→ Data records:

══════

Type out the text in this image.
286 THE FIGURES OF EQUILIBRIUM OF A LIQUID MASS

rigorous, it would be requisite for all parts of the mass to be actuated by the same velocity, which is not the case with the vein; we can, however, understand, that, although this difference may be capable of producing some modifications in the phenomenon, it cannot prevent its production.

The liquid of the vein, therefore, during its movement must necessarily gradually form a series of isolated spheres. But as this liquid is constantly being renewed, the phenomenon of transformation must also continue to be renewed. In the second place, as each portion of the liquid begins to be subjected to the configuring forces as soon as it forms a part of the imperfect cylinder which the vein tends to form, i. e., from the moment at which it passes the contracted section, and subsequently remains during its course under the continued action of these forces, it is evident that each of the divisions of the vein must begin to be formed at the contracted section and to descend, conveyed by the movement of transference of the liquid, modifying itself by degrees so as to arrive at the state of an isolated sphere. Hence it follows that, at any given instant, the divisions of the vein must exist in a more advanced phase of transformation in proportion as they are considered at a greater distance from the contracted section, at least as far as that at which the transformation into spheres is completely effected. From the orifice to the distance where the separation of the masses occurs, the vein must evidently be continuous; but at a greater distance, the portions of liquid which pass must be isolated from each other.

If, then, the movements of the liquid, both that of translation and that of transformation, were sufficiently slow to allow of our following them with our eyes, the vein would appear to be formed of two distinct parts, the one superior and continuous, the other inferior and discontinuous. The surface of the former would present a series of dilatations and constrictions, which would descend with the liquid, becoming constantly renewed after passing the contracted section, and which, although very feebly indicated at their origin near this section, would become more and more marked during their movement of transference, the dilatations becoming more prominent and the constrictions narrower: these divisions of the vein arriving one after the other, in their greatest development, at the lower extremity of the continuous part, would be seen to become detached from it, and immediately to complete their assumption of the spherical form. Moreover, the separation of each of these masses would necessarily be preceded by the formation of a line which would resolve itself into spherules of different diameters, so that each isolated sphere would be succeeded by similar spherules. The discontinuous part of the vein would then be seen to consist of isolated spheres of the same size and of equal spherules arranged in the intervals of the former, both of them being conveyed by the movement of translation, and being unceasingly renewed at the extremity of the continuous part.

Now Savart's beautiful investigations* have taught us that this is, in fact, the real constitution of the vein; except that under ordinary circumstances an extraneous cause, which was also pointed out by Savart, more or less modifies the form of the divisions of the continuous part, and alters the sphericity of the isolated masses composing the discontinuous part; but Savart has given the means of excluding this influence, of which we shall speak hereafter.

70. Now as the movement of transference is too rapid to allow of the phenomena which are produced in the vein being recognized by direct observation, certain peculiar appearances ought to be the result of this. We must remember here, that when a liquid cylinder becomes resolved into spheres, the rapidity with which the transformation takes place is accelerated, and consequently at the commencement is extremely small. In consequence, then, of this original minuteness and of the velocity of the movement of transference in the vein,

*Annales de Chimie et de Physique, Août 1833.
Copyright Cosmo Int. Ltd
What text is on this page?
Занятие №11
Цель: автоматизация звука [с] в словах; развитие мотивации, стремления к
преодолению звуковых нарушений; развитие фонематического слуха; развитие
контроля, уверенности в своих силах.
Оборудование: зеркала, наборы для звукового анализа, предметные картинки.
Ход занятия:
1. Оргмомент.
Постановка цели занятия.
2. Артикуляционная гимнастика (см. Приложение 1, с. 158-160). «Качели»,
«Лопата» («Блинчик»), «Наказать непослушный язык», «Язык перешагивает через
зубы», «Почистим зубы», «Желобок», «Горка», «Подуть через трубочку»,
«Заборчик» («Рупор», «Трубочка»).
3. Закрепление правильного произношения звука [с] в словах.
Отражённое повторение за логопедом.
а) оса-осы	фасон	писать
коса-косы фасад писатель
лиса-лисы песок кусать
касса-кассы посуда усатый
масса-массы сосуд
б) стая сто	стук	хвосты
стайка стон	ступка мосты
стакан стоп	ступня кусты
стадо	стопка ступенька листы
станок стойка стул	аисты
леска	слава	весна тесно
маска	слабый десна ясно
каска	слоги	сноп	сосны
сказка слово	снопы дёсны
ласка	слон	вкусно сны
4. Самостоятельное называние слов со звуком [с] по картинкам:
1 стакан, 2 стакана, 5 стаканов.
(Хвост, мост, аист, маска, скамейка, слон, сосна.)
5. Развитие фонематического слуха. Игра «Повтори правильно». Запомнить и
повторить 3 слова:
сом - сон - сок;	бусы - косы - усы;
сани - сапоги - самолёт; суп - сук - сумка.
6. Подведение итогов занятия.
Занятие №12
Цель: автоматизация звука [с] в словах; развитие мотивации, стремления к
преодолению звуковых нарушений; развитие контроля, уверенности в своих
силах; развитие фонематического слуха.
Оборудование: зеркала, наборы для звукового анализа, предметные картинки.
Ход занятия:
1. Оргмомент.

══════

→ OBJECTIVE: Reproduce all of the material above word for word.

→ EXERCISE RESPONSE:
Type out the text in this image.
286 THE FIGURES OF EQUILIBRIUM OF A LIQUID MASS

rigorous, it would be requisite for all parts of the mass to be actuated by the same velocity, which is not the case with the vein; we can, however, understand, that, although this difference may be capable of producing some modifications in the phenomenon, it cannot prevent its production.

The liquid of the vein, therefore, during its movement must necessarily gradually form a series of isolated spheres. But as this liquid is constantly being renewed, the phenomenon of transformation must also continue to be renewed. In the second place, as each portion of the liquid begins to be subjected to the configuring forces as soon as it forms a part of the imperfect cylinder which the vein tends to form, i. e., from the moment at which it passes the contracted section, and subsequently remains during its course under the continued action of these forces, it is evident that each of the divisions of the vein must begin to be formed at the contracted section and to descend, conveyed by the movement of transference of the liquid, modifying itself by degrees so as to arrive at the state of an isolated sphere. Hence it follows that, at any given instant, the divisions of the vein must exist in a more advanced phase of transformation in proportion as they are considered at a greater distance from the contracted section, at least as far as that at which the transformation into spheres is completely effected. From the orifice to the distance where the separation of the masses occurs, the vein must evidently be continuous; but at a greater distance, the portions of liquid which pass must be isolated from each other.

If, then, the movements of the liquid, both that of translation and that of transformation, were sufficiently slow to allow of our following them with our eyes, the vein would appear to be formed of two distinct parts, the one superior and continuous, the other inferior and discontinuous. The surface of the former would present a series of dilatations and constrictions, which would descend with the liquid, becoming constantly renewed after passing the contracted section, and which, although very feebly indicated at their origin near this section, would become more and more marked during their movement of transference, the dilatations becoming more prominent and the constrictions narrower: these divisions of the vein arriving one after the other, in their greatest development, at the lower extremity of the continuous part, would be seen to become detached from it, and immediately to complete their assumption of the spherical form. Moreover, the separation of each of these masses would necessarily be preceded by the formation of a line which would resolve itself into spherules of different diameters, so that each isolated sphere would be succeeded by similar spherules. The discontinuous part of the vein would then be seen to consist of isolated spheres of the same size and of equal spherules arranged in the intervals of the former, both of them being conveyed by the movement of translation, and being unceasingly renewed at the extremity of the continuous part.

Now Savart's beautiful investigations* have taught us that this is, in fact, the real constitution of the vein; except that under ordinary circumstances an extraneous cause, which was also pointed out by Savart, more or less modifies the form of the divisions of the continuous part, and alters the sphericity of the isolated masses composing the discontinuous part; but Savart has given the means of excluding this influence, of which we shall speak hereafter.

70. Now as the movement of transference is too rapid to allow of the phenomena which are produced in the vein being recognized by direct observation, certain peculiar appearances ought to be the result of this. We must remember here, that when a liquid cylinder becomes resolved into spheres, the rapidity with which the transformation takes place is accelerated, and consequently at the commencement is extremely small. In consequence, then, of this original minuteness and of the velocity of the movement of transference in the vein,

*Annales de Chimie et de Physique, Août 1833.
Copyright Cosmo Int. Ltd
What text is on this page?
Занятие №11
Цель: автоматизация звука [с] в словах; развитие мотивации, стремления к
преодолению звуковых нарушений; развитие фонематического слуха; развитие
контроля, уверенности в своих силах.
Оборудование: зеркала, наборы для звукового анализа, предметные картинки.
Ход занятия:
1. Оргмомент.
Постановка цели занятия.
2. Артикуляционная гимнастика (см. Приложение 1, с. 158-160). «Качели»,
«Лопата» («Блинчик»), «Наказать непослушный язык», «Язык перешагивает через
зубы», «Почистим зубы», «Желобок», «Горка», «Подуть через трубочку»,
«Заборчик» («Рупор», «Трубочка»).
3. Закрепление правильного произношения звука [с] в словах.
Отражённое повторение за логопедом.
а) оса-осы	фасон	писать
коса-косы фасад писатель
лиса-лисы песок кусать
касса-кассы посуда усатый
масса-массы сосуд
б) стая сто	стук	хвосты
стайка стон	ступка мосты
стакан стоп	ступня кусты
стадо	стопка ступенька листы
станок стойка стул	аисты
леска	слава	весна тесно
маска	слабый десна ясно
каска	слоги	сноп	сосны
сказка слово	снопы дёсны
ласка	слон	вкусно сны
4. Самостоятельное называние слов со звуком [с] по картинкам:
1 стакан, 2 стакана, 5 стаканов.
(Хвост, мост, аист, маска, скамейка, слон, сосна.)
5. Развитие фонематического слуха. Игра «Повтори правильно». Запомнить и
повторить 3 слова:
сом - сон - сок;	бусы - косы - усы;
сани - сапоги - самолёт; суп - сук - сумка.
6. Подведение итогов занятия.
Занятие №12
Цель: автоматизация звука [с] в словах; развитие мотивации, стремления к
преодолению звуковых нарушений; развитие контроля, уверенности в своих
силах; развитие фонематического слуха.
Оборудование: зеркала, наборы для звукового анализа, предметные картинки.
Ход занятия:
1. Оргмомент.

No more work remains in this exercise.